▶ [GOAL] Return all of the lines below exactly as they are.

▶ [ROWS]

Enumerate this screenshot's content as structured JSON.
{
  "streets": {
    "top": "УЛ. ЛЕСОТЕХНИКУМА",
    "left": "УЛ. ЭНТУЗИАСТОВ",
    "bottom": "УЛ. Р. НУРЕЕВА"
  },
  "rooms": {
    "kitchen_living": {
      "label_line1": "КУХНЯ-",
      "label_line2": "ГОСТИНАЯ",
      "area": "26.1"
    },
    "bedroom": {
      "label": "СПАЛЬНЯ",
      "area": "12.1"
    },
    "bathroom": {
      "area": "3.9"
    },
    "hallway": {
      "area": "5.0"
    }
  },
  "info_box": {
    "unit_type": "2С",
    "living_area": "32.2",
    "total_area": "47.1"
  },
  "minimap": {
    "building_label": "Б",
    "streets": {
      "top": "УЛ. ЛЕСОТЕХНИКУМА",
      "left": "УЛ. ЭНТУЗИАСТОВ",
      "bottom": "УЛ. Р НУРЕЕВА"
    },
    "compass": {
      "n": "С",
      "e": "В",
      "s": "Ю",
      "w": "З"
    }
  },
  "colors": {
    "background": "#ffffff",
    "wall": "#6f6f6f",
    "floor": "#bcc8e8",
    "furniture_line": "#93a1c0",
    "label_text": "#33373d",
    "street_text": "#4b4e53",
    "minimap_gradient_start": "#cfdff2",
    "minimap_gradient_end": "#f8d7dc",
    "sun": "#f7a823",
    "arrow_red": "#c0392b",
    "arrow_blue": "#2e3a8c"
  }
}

▶ [FULL ANSWER]
Enumerate this screenshot's content as structured JSON.
{
  "streets": {
    "top": "УЛ. ЛЕСОТЕХНИКУМА",
    "left": "УЛ. ЭНТУЗИАСТОВ",
    "bottom": "УЛ. Р. НУРЕЕВА"
  },
  "rooms": {
    "kitchen_living": {
      "label_line1": "КУХНЯ-",
      "label_line2": "ГОСТИНАЯ",
      "area": "26.1"
    },
    "bedroom": {
      "label": "СПАЛЬНЯ",
      "area": "12.1"
    },
    "bathroom": {
      "area": "3.9"
    },
    "hallway": {
      "area": "5.0"
    }
  },
  "info_box": {
    "unit_type": "2С",
    "living_area": "32.2",
    "total_area": "47.1"
  },
  "minimap": {
    "building_label": "Б",
    "streets": {
      "top": "УЛ. ЛЕСОТЕХНИКУМА",
      "left": "УЛ. ЭНТУЗИАСТОВ",
      "bottom": "УЛ. Р НУРЕЕВА"
    },
    "compass": {
      "n": "С",
      "e": "В",
      "s": "Ю",
      "w": "З"
    }
  },
  "colors": {
    "background": "#ffffff",
    "wall": "#6f6f6f",
    "floor": "#bcc8e8",
    "furniture_line": "#93a1c0",
    "label_text": "#33373d",
    "street_text": "#4b4e53",
    "minimap_gradient_start": "#cfdff2",
    "minimap_gradient_end": "#f8d7dc",
    "sun": "#f7a823",
    "arrow_red": "#c0392b",
    "arrow_blue": "#2e3a8c"
  }
}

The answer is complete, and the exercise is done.